-- DIRECTIONS --
Skip the pictures. Repeat everything else in the records word for word.

═══ EXTRACTED INFORMATION ═══

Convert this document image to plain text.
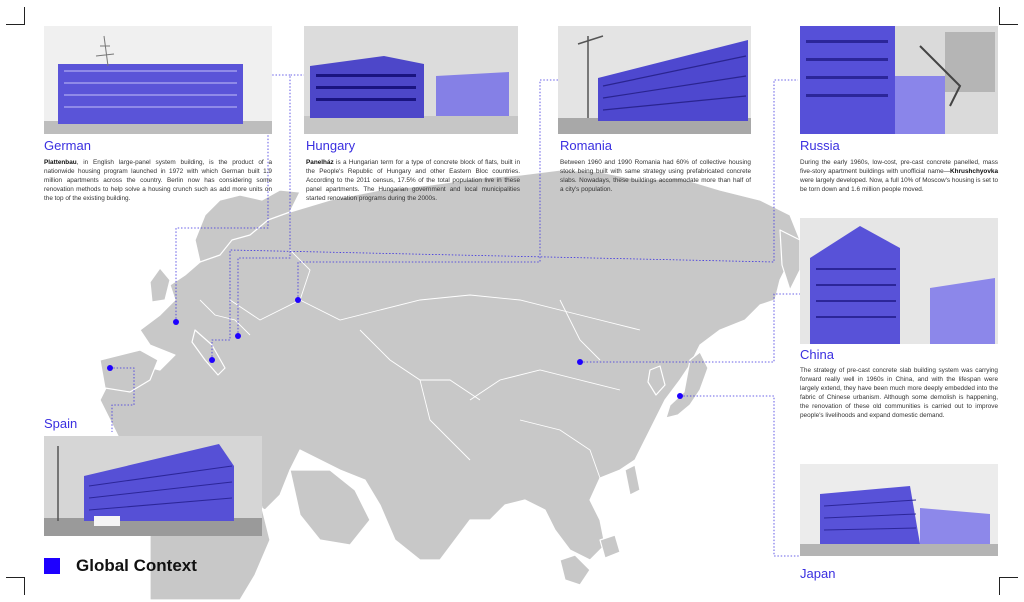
German

Plattenbau, in English large-panel system building, is the product of a nationwide housing program launched in 1972 with which German built 1.9 million apartments across the country. Berlin now has considering some renovation methods to help solve a housing crunch such as add more units on the top of the existing building.

Hungary

Panelház is a Hungarian term for a type of concrete block of flats, built in the People's Republic of Hungary and other Eastern Bloc countries. According to the 2011 census, 17.5% of the total population live in these panel apartments. The Hungarian government and local municipalities started renovation programs during the 2000s.

Romania

Between 1960 and 1990 Romania had 60% of collective housing stock being built with same strategy using prefabricated concrete slabs. Nowadays, these buildings accommodate more than half of a city's population.

Russia

During the early 1960s, low-cost, pre-cast concrete panelled, mass five-story apartment buildings with unofficial name—Khrushchyovka were largely developed. Now, a full 10% of Moscow's housing is set to be torn down and 1.6 million people moved.

China

The strategy of pre-cast concrete slab building system was carrying forward really well in 1960s in China, and with the lifespan were largely extend, they have been much more deeply embedded into the fabric of Chinese urbanism. Although some demolish is happening, the renovation of these old communities is carried out to improve people's livelihoods and expand domestic demand.

Spain
Japan
Global Context
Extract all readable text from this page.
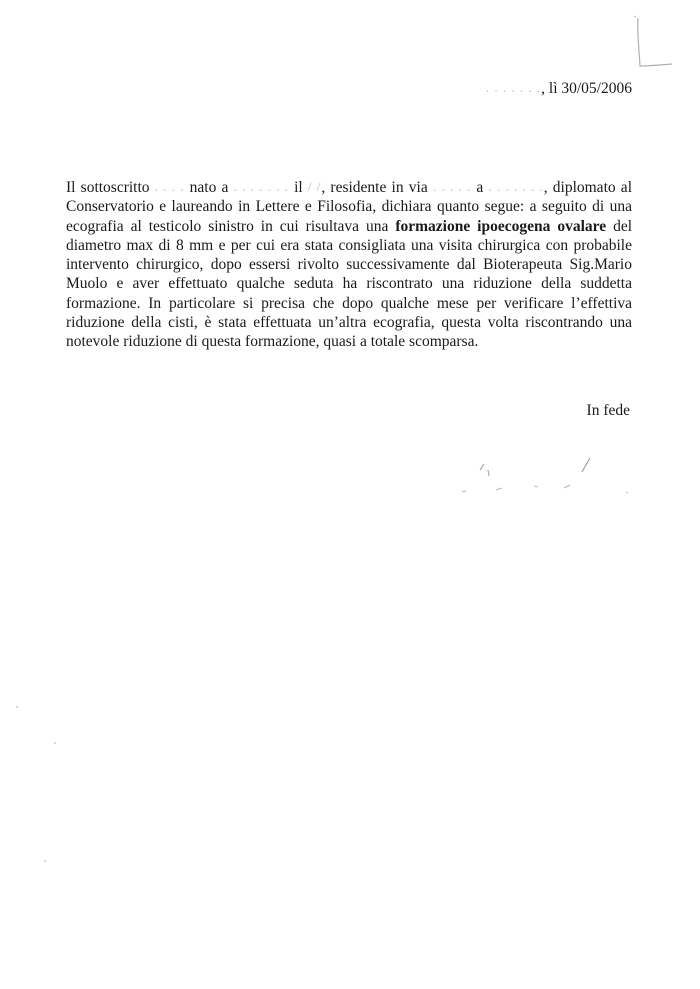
. . . . . . ., lì 30/05/2006
Il sottoscritto . . . . nato a . . . . . . . il / /, residente in via . . . . . a . . . . . . ., diplomato al Conservatorio e laureando in Lettere e Filosofia, dichiara quanto segue: a seguito di una ecografia al testicolo sinistro in cui risultava una formazione ipoecogena ovalare del diametro max di 8 mm e per cui era stata consigliata una visita chirurgica con probabile intervento chirurgico, dopo essersi rivolto successivamente dal Bioterapeuta Sig.Mario Muolo e aver effettuato qualche seduta ha riscontrato una riduzione della suddetta formazione. In particolare si precisa che dopo qualche mese per verificare l’effettiva riduzione della cisti, è stata effettuata un’altra ecografia, questa volta riscontrando una notevole riduzione di questa formazione, quasi a totale scomparsa.
In fede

═══

-- ANSWER FOR THE TASK --
Convert this document image to plain text.
German

Plattenbau, in English large-panel system building, is the product of a nationwide housing program launched in 1972 with which German built 1.9 million apartments across the country. Berlin now has considering some renovation methods to help solve a housing crunch such as add more units on the top of the existing building.

Hungary

Panelház is a Hungarian term for a type of concrete block of flats, built in the People's Republic of Hungary and other Eastern Bloc countries. According to the 2011 census, 17.5% of the total population live in these panel apartments. The Hungarian government and local municipalities started renovation programs during the 2000s.

Romania

Between 1960 and 1990 Romania had 60% of collective housing stock being built with same strategy using prefabricated concrete slabs. Nowadays, these buildings accommodate more than half of a city's population.

Russia

During the early 1960s, low-cost, pre-cast concrete panelled, mass five-story apartment buildings with unofficial name—Khrushchyovka were largely developed. Now, a full 10% of Moscow's housing is set to be torn down and 1.6 million people moved.

China

The strategy of pre-cast concrete slab building system was carrying forward really well in 1960s in China, and with the lifespan were largely extend, they have been much more deeply embedded into the fabric of Chinese urbanism. Although some demolish is happening, the renovation of these old communities is carried out to improve people's livelihoods and expand domestic demand.

Spain
Japan
Global Context
Extract all readable text from this page.
. . . . . . ., lì 30/05/2006
Il sottoscritto . . . . nato a . . . . . . . il / /, residente in via . . . . . a . . . . . . ., diplomato al Conservatorio e laureando in Lettere e Filosofia, dichiara quanto segue: a seguito di una ecografia al testicolo sinistro in cui risultava una formazione ipoecogena ovalare del diametro max di 8 mm e per cui era stata consigliata una visita chirurgica con probabile intervento chirurgico, dopo essersi rivolto successivamente dal Bioterapeuta Sig.Mario Muolo e aver effettuato qualche seduta ha riscontrato una riduzione della suddetta formazione. In particolare si precisa che dopo qualche mese per verificare l’effettiva riduzione della cisti, è stata effettuata un’altra ecografia, questa volta riscontrando una notevole riduzione di questa formazione, quasi a totale scomparsa.
In fede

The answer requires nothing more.